■ **Input data**:
= = =

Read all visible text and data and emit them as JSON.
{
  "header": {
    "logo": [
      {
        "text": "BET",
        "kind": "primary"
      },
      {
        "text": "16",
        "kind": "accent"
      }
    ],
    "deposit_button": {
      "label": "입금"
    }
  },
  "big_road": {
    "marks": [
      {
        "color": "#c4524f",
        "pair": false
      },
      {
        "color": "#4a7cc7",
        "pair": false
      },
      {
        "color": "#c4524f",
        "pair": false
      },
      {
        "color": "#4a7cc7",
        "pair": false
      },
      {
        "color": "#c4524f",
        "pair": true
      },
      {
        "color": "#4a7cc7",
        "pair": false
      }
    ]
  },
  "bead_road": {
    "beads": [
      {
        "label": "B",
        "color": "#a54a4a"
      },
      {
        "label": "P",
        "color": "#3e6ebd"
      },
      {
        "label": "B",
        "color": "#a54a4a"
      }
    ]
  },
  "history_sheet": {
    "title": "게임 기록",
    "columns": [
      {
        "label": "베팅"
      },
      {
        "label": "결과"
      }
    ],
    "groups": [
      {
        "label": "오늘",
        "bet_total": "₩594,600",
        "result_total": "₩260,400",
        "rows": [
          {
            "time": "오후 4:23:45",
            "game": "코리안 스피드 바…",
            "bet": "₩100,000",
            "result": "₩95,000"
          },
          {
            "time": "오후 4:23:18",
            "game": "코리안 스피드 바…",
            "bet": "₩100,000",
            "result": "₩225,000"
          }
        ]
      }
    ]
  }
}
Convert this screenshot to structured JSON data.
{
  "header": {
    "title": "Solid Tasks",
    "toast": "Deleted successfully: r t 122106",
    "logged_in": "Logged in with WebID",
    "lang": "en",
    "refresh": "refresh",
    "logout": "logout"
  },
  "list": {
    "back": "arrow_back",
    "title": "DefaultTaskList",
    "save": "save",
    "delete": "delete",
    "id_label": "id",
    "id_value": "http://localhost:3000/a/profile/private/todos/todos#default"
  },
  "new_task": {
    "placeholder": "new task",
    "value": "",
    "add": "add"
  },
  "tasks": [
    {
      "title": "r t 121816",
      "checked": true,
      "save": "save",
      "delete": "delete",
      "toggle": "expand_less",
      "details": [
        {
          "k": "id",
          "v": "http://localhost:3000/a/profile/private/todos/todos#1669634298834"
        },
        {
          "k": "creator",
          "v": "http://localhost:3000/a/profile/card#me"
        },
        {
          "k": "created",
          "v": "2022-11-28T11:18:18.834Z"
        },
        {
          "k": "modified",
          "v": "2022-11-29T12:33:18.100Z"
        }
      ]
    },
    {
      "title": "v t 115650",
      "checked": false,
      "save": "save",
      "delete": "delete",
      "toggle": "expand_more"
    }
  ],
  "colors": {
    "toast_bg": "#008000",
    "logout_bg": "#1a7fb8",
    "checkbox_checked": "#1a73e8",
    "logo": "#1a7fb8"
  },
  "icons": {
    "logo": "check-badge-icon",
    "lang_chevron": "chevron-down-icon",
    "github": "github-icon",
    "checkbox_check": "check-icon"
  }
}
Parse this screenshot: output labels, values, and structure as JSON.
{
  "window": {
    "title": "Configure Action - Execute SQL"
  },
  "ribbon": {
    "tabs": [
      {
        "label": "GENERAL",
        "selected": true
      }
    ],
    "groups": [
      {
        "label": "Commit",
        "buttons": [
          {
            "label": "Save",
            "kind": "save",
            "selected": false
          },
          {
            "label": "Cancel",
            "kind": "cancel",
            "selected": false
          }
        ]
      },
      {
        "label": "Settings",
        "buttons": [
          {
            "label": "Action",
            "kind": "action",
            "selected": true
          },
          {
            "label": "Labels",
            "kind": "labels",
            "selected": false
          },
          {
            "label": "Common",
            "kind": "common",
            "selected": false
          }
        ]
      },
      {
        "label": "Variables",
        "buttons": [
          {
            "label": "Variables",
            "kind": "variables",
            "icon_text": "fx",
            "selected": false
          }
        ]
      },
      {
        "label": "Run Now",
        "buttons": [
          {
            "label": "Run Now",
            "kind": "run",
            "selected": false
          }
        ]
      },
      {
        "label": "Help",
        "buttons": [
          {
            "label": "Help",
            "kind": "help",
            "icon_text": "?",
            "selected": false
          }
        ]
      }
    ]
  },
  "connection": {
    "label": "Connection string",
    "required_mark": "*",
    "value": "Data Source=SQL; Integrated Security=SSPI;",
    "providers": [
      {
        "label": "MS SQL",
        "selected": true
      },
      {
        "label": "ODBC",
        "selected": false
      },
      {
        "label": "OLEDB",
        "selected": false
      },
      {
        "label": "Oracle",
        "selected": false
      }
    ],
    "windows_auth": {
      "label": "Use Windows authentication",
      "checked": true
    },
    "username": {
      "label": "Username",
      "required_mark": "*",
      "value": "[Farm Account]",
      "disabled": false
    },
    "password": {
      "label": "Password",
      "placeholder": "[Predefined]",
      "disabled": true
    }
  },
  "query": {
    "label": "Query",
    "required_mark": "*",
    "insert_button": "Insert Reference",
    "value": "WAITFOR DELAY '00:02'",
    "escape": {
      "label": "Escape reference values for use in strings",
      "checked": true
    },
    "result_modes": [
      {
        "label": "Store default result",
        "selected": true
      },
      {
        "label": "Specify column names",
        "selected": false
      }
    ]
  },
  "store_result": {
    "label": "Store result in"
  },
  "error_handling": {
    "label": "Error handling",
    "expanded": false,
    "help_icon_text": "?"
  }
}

= = =

■ **Exercise aim**: Filter out all lines lacking the word "placeholder" and copy the rest.

■ **Worked solution**:
    "placeholder": "new task",
      "placeholder": "[Predefined]",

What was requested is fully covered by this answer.